Stored entries:
★ ★ ★ ★

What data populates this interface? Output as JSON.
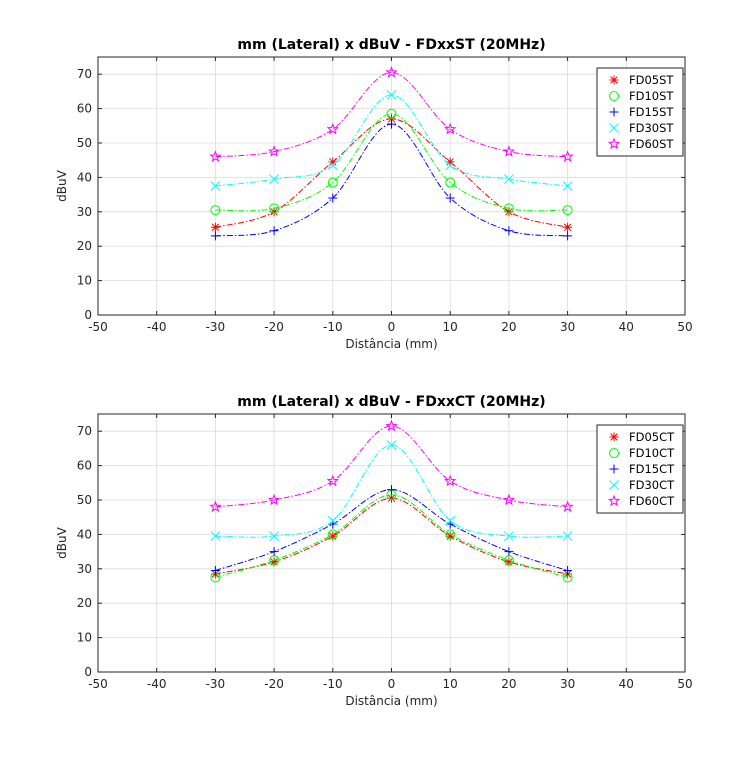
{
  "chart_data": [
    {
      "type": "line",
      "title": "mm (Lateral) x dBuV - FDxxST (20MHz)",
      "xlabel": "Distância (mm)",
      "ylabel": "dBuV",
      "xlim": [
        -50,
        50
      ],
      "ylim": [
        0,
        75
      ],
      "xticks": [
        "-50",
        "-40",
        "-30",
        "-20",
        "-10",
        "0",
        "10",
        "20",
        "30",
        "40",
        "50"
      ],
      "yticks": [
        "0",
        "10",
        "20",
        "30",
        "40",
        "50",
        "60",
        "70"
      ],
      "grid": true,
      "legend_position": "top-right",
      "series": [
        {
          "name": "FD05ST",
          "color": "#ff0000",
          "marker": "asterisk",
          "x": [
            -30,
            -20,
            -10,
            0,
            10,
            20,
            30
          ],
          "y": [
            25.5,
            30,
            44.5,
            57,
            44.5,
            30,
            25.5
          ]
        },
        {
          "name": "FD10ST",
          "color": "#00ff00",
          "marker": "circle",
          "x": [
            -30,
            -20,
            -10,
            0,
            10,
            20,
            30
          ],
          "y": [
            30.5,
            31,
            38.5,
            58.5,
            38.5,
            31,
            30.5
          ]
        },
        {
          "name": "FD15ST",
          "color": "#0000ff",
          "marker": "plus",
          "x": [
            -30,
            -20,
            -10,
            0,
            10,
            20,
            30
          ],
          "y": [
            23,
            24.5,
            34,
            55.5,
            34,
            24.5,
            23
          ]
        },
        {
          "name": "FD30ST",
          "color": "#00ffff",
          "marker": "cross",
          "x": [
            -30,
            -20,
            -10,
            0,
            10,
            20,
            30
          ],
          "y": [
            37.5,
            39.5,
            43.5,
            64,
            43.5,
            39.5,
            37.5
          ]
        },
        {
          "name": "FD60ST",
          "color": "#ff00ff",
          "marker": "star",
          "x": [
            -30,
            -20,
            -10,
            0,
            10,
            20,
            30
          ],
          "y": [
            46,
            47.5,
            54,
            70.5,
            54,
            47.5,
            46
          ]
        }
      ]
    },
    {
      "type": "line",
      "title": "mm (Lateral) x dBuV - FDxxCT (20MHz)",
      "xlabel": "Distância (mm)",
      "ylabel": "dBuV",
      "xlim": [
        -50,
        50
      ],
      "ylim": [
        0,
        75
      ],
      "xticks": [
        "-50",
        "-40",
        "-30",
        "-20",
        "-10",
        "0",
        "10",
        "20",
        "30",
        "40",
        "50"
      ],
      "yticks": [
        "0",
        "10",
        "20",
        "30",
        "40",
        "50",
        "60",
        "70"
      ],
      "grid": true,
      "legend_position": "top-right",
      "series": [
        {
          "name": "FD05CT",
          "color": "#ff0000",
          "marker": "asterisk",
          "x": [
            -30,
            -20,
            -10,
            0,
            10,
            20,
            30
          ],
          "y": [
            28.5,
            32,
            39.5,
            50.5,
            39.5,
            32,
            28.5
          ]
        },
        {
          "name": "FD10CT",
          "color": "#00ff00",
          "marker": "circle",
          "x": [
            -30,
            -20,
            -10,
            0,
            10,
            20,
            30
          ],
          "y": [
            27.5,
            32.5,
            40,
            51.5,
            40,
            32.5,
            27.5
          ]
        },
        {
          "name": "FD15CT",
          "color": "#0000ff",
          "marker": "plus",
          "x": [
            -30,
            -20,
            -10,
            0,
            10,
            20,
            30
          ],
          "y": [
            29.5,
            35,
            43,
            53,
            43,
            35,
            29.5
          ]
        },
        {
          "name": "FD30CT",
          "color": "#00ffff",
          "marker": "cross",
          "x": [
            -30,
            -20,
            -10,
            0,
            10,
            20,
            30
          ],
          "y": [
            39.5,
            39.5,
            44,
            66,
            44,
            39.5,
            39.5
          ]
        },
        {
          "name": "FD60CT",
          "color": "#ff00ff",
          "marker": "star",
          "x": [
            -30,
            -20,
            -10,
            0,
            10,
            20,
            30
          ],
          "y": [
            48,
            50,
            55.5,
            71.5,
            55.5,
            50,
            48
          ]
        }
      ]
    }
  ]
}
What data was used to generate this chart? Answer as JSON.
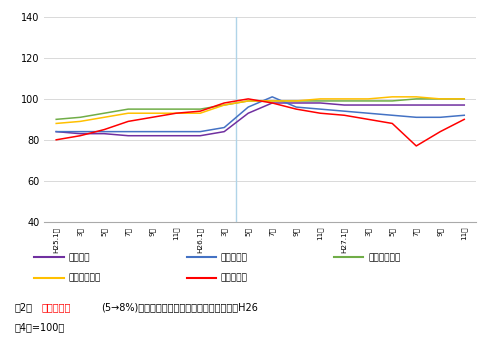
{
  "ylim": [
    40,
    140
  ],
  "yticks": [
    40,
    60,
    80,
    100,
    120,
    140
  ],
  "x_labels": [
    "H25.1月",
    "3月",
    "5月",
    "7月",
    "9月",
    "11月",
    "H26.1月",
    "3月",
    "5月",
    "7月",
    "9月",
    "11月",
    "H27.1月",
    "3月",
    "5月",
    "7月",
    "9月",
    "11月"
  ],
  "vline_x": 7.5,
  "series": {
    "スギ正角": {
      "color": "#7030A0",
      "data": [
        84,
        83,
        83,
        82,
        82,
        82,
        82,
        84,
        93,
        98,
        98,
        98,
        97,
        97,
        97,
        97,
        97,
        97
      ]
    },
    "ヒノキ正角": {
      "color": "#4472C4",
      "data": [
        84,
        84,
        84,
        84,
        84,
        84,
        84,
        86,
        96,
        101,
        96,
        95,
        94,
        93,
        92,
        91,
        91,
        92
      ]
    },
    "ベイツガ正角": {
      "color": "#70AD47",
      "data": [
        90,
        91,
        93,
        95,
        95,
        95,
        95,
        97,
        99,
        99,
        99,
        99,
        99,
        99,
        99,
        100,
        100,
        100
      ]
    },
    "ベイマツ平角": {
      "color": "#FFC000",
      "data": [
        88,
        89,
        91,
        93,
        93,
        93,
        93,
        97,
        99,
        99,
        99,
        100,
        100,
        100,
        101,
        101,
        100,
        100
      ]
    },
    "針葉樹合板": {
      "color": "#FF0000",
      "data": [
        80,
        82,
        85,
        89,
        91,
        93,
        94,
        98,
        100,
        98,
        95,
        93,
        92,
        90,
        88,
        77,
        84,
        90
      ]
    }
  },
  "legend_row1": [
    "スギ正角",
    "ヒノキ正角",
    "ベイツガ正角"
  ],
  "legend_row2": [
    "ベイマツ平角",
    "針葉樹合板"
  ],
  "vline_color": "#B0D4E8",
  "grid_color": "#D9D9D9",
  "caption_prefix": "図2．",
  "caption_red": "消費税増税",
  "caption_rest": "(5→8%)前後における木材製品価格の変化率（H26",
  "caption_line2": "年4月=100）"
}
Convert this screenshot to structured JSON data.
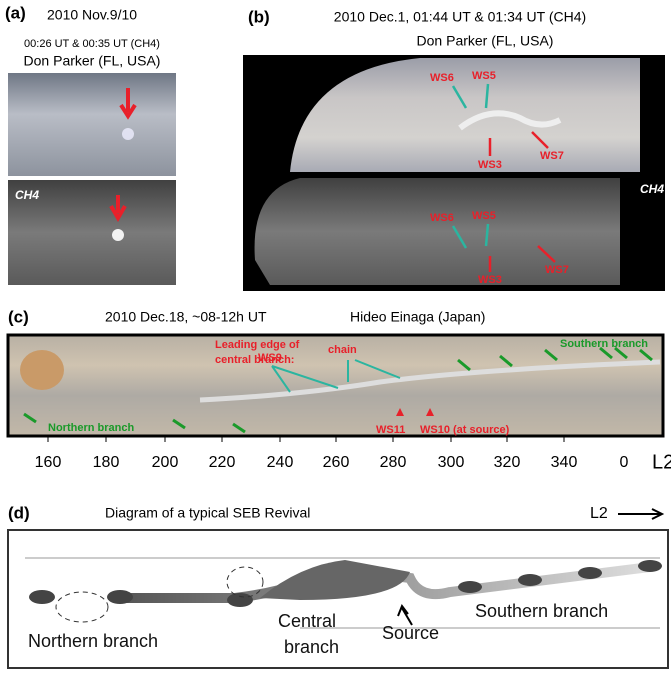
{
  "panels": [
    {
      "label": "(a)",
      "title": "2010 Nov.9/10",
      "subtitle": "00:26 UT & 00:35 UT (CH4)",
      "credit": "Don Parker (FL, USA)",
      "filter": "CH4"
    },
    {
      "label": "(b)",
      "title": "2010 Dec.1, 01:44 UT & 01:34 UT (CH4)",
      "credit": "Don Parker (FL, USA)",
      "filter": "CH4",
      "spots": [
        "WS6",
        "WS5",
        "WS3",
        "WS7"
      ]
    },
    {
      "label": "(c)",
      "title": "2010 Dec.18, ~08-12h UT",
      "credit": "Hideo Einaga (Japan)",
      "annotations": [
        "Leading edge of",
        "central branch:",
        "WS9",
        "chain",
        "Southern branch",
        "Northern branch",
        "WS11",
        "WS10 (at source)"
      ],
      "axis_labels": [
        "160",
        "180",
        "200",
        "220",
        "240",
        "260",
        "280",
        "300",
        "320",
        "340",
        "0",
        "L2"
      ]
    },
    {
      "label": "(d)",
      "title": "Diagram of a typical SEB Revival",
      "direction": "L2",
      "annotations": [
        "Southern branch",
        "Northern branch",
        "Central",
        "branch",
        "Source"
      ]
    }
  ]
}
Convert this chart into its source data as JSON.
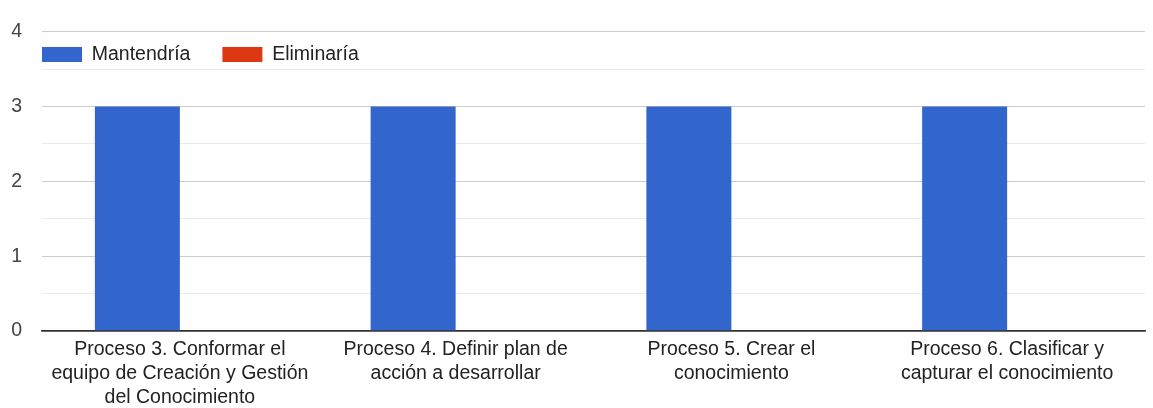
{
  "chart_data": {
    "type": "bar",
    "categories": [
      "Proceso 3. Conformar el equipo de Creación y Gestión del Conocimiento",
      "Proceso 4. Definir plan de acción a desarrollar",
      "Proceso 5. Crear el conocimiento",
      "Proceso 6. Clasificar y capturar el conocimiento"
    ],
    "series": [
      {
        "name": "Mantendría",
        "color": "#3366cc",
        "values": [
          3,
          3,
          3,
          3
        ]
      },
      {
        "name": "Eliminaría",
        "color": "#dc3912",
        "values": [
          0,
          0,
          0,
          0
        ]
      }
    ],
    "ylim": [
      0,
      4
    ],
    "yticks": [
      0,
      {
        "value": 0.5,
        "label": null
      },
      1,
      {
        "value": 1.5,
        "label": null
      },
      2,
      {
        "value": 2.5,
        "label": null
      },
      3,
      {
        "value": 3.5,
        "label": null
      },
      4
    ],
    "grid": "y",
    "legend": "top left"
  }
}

★ ★ ★ ★

Aim of the task:
What is the number of lines in the listing above that contain the string "Proceso"? Give only the number.

Result:
4